Figure dataset records:
----
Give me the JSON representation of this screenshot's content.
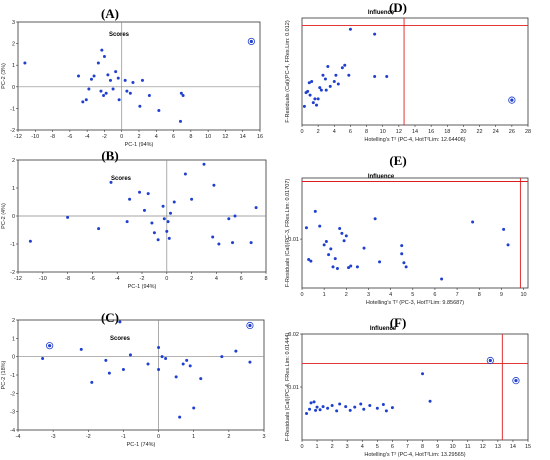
{
  "chart_data": [
    {
      "panel": "(A)",
      "title": "Scores",
      "type": "scatter",
      "xlabel": "PC-1 (94%)",
      "ylabel": "PC-2 (3%)",
      "xlim": [
        -12,
        16
      ],
      "ylim": [
        -2,
        3
      ],
      "xticks": [
        "-12",
        "-10",
        "-8",
        "-6",
        "-4",
        "-2",
        "0",
        "2",
        "4",
        "6",
        "8",
        "10",
        "12",
        "14",
        "16"
      ],
      "yticks": [
        "-2",
        "-1",
        "0",
        "1",
        "2",
        "3"
      ],
      "reference_lines": {
        "x": 0,
        "y": 0,
        "color": "#888888"
      },
      "grid": false,
      "points": [
        {
          "x": -11.2,
          "y": 1.1
        },
        {
          "x": -5.0,
          "y": 0.5
        },
        {
          "x": -4.5,
          "y": -0.7
        },
        {
          "x": -4.1,
          "y": -0.6
        },
        {
          "x": -3.8,
          "y": -0.1
        },
        {
          "x": -3.5,
          "y": 0.35
        },
        {
          "x": -3.2,
          "y": 0.5
        },
        {
          "x": -2.7,
          "y": 1.1
        },
        {
          "x": -2.3,
          "y": 1.7
        },
        {
          "x": -2.0,
          "y": 1.4
        },
        {
          "x": -2.4,
          "y": -0.2
        },
        {
          "x": -2.1,
          "y": -0.4
        },
        {
          "x": -1.8,
          "y": -0.3
        },
        {
          "x": -1.6,
          "y": 0.55
        },
        {
          "x": -1.3,
          "y": 0.3
        },
        {
          "x": -1.0,
          "y": -0.1
        },
        {
          "x": -0.7,
          "y": 0.7
        },
        {
          "x": -0.4,
          "y": 0.4
        },
        {
          "x": -0.3,
          "y": -0.6
        },
        {
          "x": 0.4,
          "y": 0.3
        },
        {
          "x": 0.6,
          "y": -0.2
        },
        {
          "x": 1.0,
          "y": -0.3
        },
        {
          "x": 1.3,
          "y": 0.2
        },
        {
          "x": 2.1,
          "y": -0.9
        },
        {
          "x": 2.4,
          "y": 0.3
        },
        {
          "x": 3.2,
          "y": -0.4
        },
        {
          "x": 4.3,
          "y": -1.1
        },
        {
          "x": 6.9,
          "y": -0.3
        },
        {
          "x": 7.1,
          "y": -0.4
        },
        {
          "x": 6.8,
          "y": -1.6
        }
      ],
      "highlighted": [
        {
          "x": 15.0,
          "y": 2.1
        }
      ],
      "point_color": "#1f3fcf"
    },
    {
      "panel": "(B)",
      "title": "Scores",
      "type": "scatter",
      "xlabel": "PC-1 (94%)",
      "ylabel": "PC-2 (4%)",
      "xlim": [
        -12,
        8
      ],
      "ylim": [
        -2,
        2
      ],
      "xticks": [
        "-12",
        "-10",
        "-8",
        "-6",
        "-4",
        "-2",
        "0",
        "2",
        "4",
        "6",
        "8"
      ],
      "yticks": [
        "-2",
        "-1",
        "0",
        "1",
        "2"
      ],
      "reference_lines": {
        "x": 0,
        "y": 0,
        "color": "#888888"
      },
      "grid": false,
      "points": [
        {
          "x": -11.0,
          "y": -0.9
        },
        {
          "x": -8.0,
          "y": -0.05
        },
        {
          "x": -5.5,
          "y": -0.45
        },
        {
          "x": -4.5,
          "y": 1.2
        },
        {
          "x": -3.0,
          "y": 0.6
        },
        {
          "x": -3.2,
          "y": -0.2
        },
        {
          "x": -2.2,
          "y": 0.85
        },
        {
          "x": -1.5,
          "y": 0.8
        },
        {
          "x": -1.8,
          "y": 0.2
        },
        {
          "x": -1.2,
          "y": -0.25
        },
        {
          "x": -1.0,
          "y": -0.6
        },
        {
          "x": -0.7,
          "y": -0.85
        },
        {
          "x": -0.3,
          "y": 0.35
        },
        {
          "x": -0.2,
          "y": -0.1
        },
        {
          "x": 0.1,
          "y": -0.2
        },
        {
          "x": 0.3,
          "y": 0.1
        },
        {
          "x": 0.0,
          "y": -0.55
        },
        {
          "x": 0.2,
          "y": -0.8
        },
        {
          "x": 0.6,
          "y": 0.5
        },
        {
          "x": 1.5,
          "y": 1.5
        },
        {
          "x": 2.0,
          "y": 0.6
        },
        {
          "x": 3.0,
          "y": 1.85
        },
        {
          "x": 3.8,
          "y": 1.1
        },
        {
          "x": 3.7,
          "y": -0.75
        },
        {
          "x": 4.2,
          "y": -1.0
        },
        {
          "x": 5.0,
          "y": -0.1
        },
        {
          "x": 5.5,
          "y": 0.0
        },
        {
          "x": 5.3,
          "y": -0.95
        },
        {
          "x": 6.8,
          "y": -0.95
        },
        {
          "x": 7.2,
          "y": 0.3
        }
      ],
      "highlighted": [],
      "point_color": "#1f3fcf"
    },
    {
      "panel": "(C)",
      "title": "Scores",
      "type": "scatter",
      "xlabel": "PC-1 (74%)",
      "ylabel": "PC-2 (18%)",
      "xlim": [
        -4,
        3
      ],
      "ylim": [
        -4,
        2
      ],
      "xticks": [
        "-4",
        "-3",
        "-2",
        "-1",
        "0",
        "1",
        "2",
        "3"
      ],
      "yticks": [
        "-4",
        "-3",
        "-2",
        "-1",
        "0",
        "1",
        "2"
      ],
      "reference_lines": {
        "x": 0,
        "y": 0,
        "color": "#888888"
      },
      "grid": false,
      "points": [
        {
          "x": -3.3,
          "y": -0.1
        },
        {
          "x": -2.2,
          "y": 0.4
        },
        {
          "x": -1.9,
          "y": -1.4
        },
        {
          "x": -1.5,
          "y": -0.2
        },
        {
          "x": -1.4,
          "y": -0.9
        },
        {
          "x": -1.1,
          "y": 1.9
        },
        {
          "x": -1.0,
          "y": -0.7
        },
        {
          "x": -0.8,
          "y": 0.1
        },
        {
          "x": -0.3,
          "y": -0.4
        },
        {
          "x": 0.0,
          "y": 0.5
        },
        {
          "x": 0.1,
          "y": 0.0
        },
        {
          "x": 0.2,
          "y": -0.1
        },
        {
          "x": 0.0,
          "y": -0.7
        },
        {
          "x": 0.5,
          "y": -1.1
        },
        {
          "x": 0.7,
          "y": -0.4
        },
        {
          "x": 0.9,
          "y": -0.5
        },
        {
          "x": 0.8,
          "y": -0.2
        },
        {
          "x": 1.2,
          "y": -1.2
        },
        {
          "x": 1.0,
          "y": -2.8
        },
        {
          "x": 0.6,
          "y": -3.3
        },
        {
          "x": 1.8,
          "y": 0.0
        },
        {
          "x": 2.2,
          "y": 0.3
        },
        {
          "x": 2.6,
          "y": -0.3
        }
      ],
      "highlighted": [
        {
          "x": -3.1,
          "y": 0.6
        },
        {
          "x": 2.6,
          "y": 1.7
        }
      ],
      "point_color": "#1f3fcf"
    },
    {
      "panel": "(D)",
      "title": "Influence",
      "type": "scatter",
      "xlabel": "Hotelling's T² (PC-4, HotT²Lim: 12.64406)",
      "ylabel": "F-Residuals (Cal)(PC-4, FRes.Lim: 0.012)",
      "xlim": [
        0,
        28
      ],
      "ylim": [
        0.004,
        0.0126
      ],
      "xticks": [
        "0",
        "2",
        "4",
        "6",
        "8",
        "10",
        "12",
        "14",
        "16",
        "18",
        "20",
        "22",
        "24",
        "26",
        "28"
      ],
      "yticks": [],
      "threshold_lines": {
        "x": 12.64406,
        "y": 0.012,
        "color": "#dd1c1c"
      },
      "grid": false,
      "points": [
        {
          "x": 0.3,
          "y": 0.0055
        },
        {
          "x": 0.5,
          "y": 0.0066
        },
        {
          "x": 0.7,
          "y": 0.0067
        },
        {
          "x": 0.9,
          "y": 0.0074
        },
        {
          "x": 1.0,
          "y": 0.0064
        },
        {
          "x": 1.2,
          "y": 0.0075
        },
        {
          "x": 1.4,
          "y": 0.0058
        },
        {
          "x": 1.6,
          "y": 0.0061
        },
        {
          "x": 1.8,
          "y": 0.0056
        },
        {
          "x": 2.0,
          "y": 0.0061
        },
        {
          "x": 2.2,
          "y": 0.007
        },
        {
          "x": 2.4,
          "y": 0.0068
        },
        {
          "x": 2.6,
          "y": 0.008
        },
        {
          "x": 2.9,
          "y": 0.0077
        },
        {
          "x": 3.2,
          "y": 0.0087
        },
        {
          "x": 3.0,
          "y": 0.0068
        },
        {
          "x": 3.5,
          "y": 0.0071
        },
        {
          "x": 4.0,
          "y": 0.0075
        },
        {
          "x": 4.2,
          "y": 0.008
        },
        {
          "x": 4.5,
          "y": 0.0073
        },
        {
          "x": 5.0,
          "y": 0.0086
        },
        {
          "x": 5.3,
          "y": 0.0088
        },
        {
          "x": 5.8,
          "y": 0.008
        },
        {
          "x": 6.0,
          "y": 0.0117
        },
        {
          "x": 9.0,
          "y": 0.0113
        },
        {
          "x": 9.0,
          "y": 0.0079
        },
        {
          "x": 10.5,
          "y": 0.0079
        }
      ],
      "highlighted": [
        {
          "x": 26.0,
          "y": 0.006
        }
      ],
      "point_color": "#1f3fcf"
    },
    {
      "panel": "(E)",
      "title": "Influence",
      "type": "scatter",
      "xlabel": "Hotelling's T² (PC-3, HotT²Lim: 9.85687)",
      "ylabel": "F-Residuals (Cal)(PC-3, FRes.Lim: 0.01707)",
      "xlim": [
        0,
        10.2
      ],
      "ylim": [
        0.004,
        0.0175
      ],
      "xticks": [
        "0",
        "1",
        "2",
        "3",
        "4",
        "5",
        "6",
        "7",
        "8",
        "9",
        "10"
      ],
      "yticks": [
        "0.01"
      ],
      "threshold_lines": {
        "x": 9.85687,
        "y": 0.01707,
        "color": "#dd1c1c"
      },
      "grid": false,
      "points": [
        {
          "x": 0.2,
          "y": 0.0114
        },
        {
          "x": 0.3,
          "y": 0.0075
        },
        {
          "x": 0.4,
          "y": 0.0073
        },
        {
          "x": 0.6,
          "y": 0.0134
        },
        {
          "x": 0.8,
          "y": 0.0116
        },
        {
          "x": 1.0,
          "y": 0.0093
        },
        {
          "x": 1.1,
          "y": 0.0097
        },
        {
          "x": 1.2,
          "y": 0.0081
        },
        {
          "x": 1.3,
          "y": 0.0088
        },
        {
          "x": 1.4,
          "y": 0.0066
        },
        {
          "x": 1.5,
          "y": 0.0076
        },
        {
          "x": 1.6,
          "y": 0.0064
        },
        {
          "x": 1.7,
          "y": 0.0113
        },
        {
          "x": 1.8,
          "y": 0.0107
        },
        {
          "x": 1.9,
          "y": 0.0098
        },
        {
          "x": 2.0,
          "y": 0.0104
        },
        {
          "x": 2.1,
          "y": 0.0065
        },
        {
          "x": 2.2,
          "y": 0.0067
        },
        {
          "x": 2.5,
          "y": 0.0066
        },
        {
          "x": 2.8,
          "y": 0.0089
        },
        {
          "x": 3.3,
          "y": 0.0125
        },
        {
          "x": 3.5,
          "y": 0.0072
        },
        {
          "x": 4.5,
          "y": 0.0092
        },
        {
          "x": 4.5,
          "y": 0.0082
        },
        {
          "x": 4.6,
          "y": 0.0071
        },
        {
          "x": 4.7,
          "y": 0.0066
        },
        {
          "x": 6.3,
          "y": 0.0051
        },
        {
          "x": 7.7,
          "y": 0.0121
        },
        {
          "x": 9.1,
          "y": 0.0112
        },
        {
          "x": 9.3,
          "y": 0.0093
        }
      ],
      "highlighted": [],
      "point_color": "#1f3fcf"
    },
    {
      "panel": "(F)",
      "title": "Influence",
      "type": "scatter",
      "xlabel": "Hotelling's T² (PC-4, HotT²Lim: 13.29565)",
      "ylabel": "F-Residuals (Cal)(PC-4, FRes.Lim: 0.01444)",
      "xlim": [
        0,
        15
      ],
      "ylim": [
        0.0,
        0.02
      ],
      "xticks": [
        "0",
        "1",
        "2",
        "3",
        "4",
        "5",
        "6",
        "7",
        "8",
        "9",
        "10",
        "11",
        "12",
        "13",
        "14",
        "15"
      ],
      "yticks": [
        "0.01",
        "0.02"
      ],
      "threshold_lines": {
        "x": 13.29565,
        "y": 0.01444,
        "color": "#dd1c1c"
      },
      "grid": false,
      "points": [
        {
          "x": 0.3,
          "y": 0.005
        },
        {
          "x": 0.5,
          "y": 0.0058
        },
        {
          "x": 0.6,
          "y": 0.007
        },
        {
          "x": 0.8,
          "y": 0.0072
        },
        {
          "x": 0.9,
          "y": 0.0056
        },
        {
          "x": 1.0,
          "y": 0.0062
        },
        {
          "x": 1.2,
          "y": 0.0057
        },
        {
          "x": 1.4,
          "y": 0.0063
        },
        {
          "x": 1.7,
          "y": 0.006
        },
        {
          "x": 2.0,
          "y": 0.0065
        },
        {
          "x": 2.3,
          "y": 0.0055
        },
        {
          "x": 2.5,
          "y": 0.0068
        },
        {
          "x": 2.9,
          "y": 0.0063
        },
        {
          "x": 3.2,
          "y": 0.0056
        },
        {
          "x": 3.5,
          "y": 0.0062
        },
        {
          "x": 3.9,
          "y": 0.0068
        },
        {
          "x": 4.1,
          "y": 0.0058
        },
        {
          "x": 4.5,
          "y": 0.0065
        },
        {
          "x": 5.0,
          "y": 0.006
        },
        {
          "x": 5.4,
          "y": 0.0067
        },
        {
          "x": 5.6,
          "y": 0.0055
        },
        {
          "x": 6.0,
          "y": 0.0061
        },
        {
          "x": 8.0,
          "y": 0.0125
        },
        {
          "x": 8.5,
          "y": 0.0073
        }
      ],
      "highlighted": [
        {
          "x": 12.5,
          "y": 0.015
        },
        {
          "x": 14.2,
          "y": 0.0112
        }
      ],
      "point_color": "#1f3fcf"
    }
  ]
}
----
- _Task instructions_:
Copy out each line that contains the word "ylabel".

- _Exercise response_:
      "ylabel": "PC-2 (3%)",
      "ylabel": "PC-2 (4%)",
      "ylabel": "PC-2 (18%)",
      "ylabel": "F-Residuals (Cal)(PC-4, FRes.Lim: 0.012)",
      "ylabel": "F-Residuals (Cal)(PC-3, FRes.Lim: 0.01707)",
      "ylabel": "F-Residuals (Cal)(PC-4, FRes.Lim: 0.01444)",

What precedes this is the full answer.